[start]

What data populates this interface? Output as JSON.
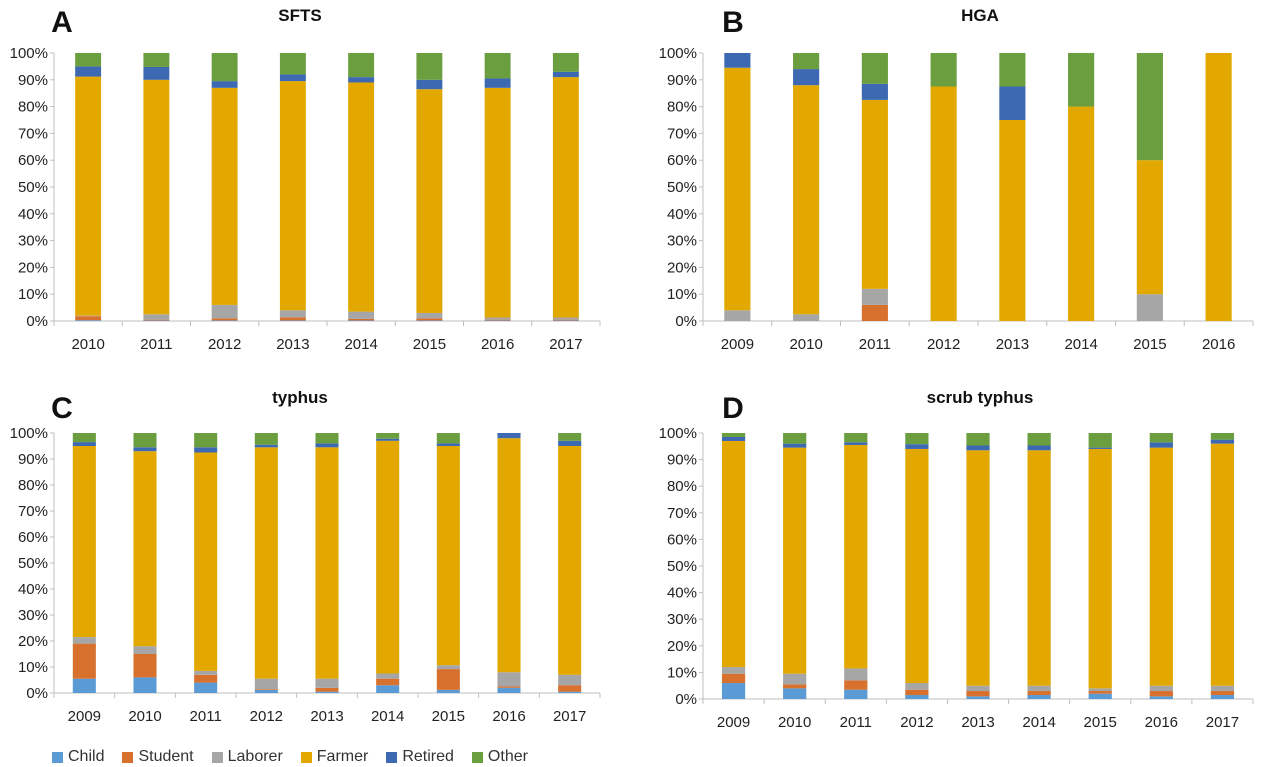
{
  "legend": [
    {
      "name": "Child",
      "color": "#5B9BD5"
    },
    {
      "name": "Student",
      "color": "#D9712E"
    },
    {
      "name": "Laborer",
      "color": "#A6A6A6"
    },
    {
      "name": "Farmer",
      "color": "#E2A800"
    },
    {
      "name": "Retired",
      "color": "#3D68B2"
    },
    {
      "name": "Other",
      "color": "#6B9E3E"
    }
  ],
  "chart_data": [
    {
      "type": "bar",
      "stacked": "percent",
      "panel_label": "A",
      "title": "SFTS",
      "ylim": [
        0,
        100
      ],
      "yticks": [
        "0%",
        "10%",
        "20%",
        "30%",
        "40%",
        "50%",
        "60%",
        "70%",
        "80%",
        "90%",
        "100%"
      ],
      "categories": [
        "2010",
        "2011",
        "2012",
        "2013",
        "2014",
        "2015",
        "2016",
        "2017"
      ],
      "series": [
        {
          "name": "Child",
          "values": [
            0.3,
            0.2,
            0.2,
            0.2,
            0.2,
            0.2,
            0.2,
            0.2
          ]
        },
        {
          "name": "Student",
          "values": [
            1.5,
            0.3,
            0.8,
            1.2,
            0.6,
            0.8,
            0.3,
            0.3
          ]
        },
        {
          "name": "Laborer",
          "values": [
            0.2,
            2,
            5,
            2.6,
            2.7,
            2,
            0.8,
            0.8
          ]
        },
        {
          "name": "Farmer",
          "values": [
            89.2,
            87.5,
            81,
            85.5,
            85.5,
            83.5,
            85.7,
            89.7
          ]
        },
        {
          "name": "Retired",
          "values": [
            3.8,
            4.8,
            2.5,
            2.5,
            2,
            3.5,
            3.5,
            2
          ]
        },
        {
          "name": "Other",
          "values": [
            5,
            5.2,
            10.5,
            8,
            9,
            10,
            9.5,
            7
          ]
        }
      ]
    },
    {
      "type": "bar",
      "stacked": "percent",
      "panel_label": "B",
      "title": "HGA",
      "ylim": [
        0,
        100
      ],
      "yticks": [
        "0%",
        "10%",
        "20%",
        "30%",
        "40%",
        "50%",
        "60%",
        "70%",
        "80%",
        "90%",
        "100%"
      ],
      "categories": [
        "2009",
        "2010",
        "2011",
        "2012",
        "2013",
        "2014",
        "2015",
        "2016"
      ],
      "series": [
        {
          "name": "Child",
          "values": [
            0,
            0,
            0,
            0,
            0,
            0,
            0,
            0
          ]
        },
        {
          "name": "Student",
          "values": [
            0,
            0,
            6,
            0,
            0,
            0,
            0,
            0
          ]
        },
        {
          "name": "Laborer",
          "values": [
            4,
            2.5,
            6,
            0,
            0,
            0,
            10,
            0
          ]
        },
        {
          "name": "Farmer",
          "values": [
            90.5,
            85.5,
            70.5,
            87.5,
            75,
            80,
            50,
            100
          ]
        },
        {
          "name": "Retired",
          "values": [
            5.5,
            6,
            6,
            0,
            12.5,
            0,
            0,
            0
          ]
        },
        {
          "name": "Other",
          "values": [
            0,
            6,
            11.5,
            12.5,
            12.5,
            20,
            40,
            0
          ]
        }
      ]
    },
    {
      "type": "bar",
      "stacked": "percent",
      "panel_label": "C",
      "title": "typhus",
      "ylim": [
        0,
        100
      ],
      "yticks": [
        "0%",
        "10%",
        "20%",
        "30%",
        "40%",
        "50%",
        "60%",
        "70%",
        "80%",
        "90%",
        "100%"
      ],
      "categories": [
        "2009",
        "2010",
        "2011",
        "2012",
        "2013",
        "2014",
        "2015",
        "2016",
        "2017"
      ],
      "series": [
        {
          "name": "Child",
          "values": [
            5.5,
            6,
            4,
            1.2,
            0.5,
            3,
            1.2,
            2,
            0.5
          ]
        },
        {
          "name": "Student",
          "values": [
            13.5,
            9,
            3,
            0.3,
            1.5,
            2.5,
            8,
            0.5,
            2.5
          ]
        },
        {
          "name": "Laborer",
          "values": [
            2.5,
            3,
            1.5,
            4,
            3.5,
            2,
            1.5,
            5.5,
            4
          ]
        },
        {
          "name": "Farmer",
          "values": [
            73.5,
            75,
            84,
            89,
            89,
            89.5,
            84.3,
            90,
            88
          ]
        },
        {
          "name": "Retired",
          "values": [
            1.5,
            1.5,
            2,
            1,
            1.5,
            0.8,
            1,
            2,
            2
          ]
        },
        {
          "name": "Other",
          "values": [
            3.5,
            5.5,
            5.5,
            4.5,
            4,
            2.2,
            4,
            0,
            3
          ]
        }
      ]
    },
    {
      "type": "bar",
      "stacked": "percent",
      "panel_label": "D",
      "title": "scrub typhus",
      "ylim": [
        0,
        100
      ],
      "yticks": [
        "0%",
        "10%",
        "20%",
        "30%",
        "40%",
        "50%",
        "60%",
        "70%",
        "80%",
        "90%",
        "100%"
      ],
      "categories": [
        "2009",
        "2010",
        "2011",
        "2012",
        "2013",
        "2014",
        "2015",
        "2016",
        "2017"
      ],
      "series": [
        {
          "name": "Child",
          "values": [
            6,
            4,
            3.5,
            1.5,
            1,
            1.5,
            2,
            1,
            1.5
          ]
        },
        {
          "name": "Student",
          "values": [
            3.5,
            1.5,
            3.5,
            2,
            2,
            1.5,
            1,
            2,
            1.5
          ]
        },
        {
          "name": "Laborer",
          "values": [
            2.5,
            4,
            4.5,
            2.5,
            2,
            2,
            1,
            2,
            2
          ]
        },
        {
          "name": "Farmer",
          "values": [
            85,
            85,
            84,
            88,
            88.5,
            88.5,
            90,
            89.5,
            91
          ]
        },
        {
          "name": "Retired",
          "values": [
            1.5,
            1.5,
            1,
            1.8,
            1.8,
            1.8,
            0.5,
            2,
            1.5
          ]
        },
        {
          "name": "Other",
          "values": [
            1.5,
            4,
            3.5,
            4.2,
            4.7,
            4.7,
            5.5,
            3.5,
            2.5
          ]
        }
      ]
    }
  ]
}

[end]

● **YOUR TASK**
Which lines contain the word "color"? Copy each one.

● **RESPONSE TO THE EXERCISE**
      "color": "#5B9BD5"
      "color": "#D9712E"
      "color": "#A6A6A6"
      "color": "#E2A800"
      "color": "#3D68B2"
      "color": "#6B9E3E"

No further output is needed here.